== Aim of the task ==
Return the listing word for word, as given.
## Start Material for this exercise
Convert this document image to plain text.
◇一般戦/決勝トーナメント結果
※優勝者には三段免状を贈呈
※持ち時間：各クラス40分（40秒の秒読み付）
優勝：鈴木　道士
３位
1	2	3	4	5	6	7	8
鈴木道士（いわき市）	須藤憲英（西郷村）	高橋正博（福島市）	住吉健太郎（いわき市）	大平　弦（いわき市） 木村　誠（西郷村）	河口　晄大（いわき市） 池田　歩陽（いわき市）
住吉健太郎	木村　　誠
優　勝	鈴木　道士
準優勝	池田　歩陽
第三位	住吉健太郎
## End Material for this exercise
== Result below ==
Convert this document image to plain text.
◇一般戦/決勝トーナメント結果
※優勝者には三段免状を贈呈
※持ち時間：各クラス40分（40秒の秒読み付）
優勝：鈴木　道士
３位
1	2	3	4	5	6	7	8
鈴木道士（いわき市）	須藤憲英（西郷村）	高橋正博（福島市）	住吉健太郎（いわき市）	大平　弦（いわき市） 木村　誠（西郷村）	河口　晄大（いわき市） 池田　歩陽（いわき市）
住吉健太郎	木村　　誠
優　勝	鈴木　道士
準優勝	池田　歩陽
第三位	住吉健太郎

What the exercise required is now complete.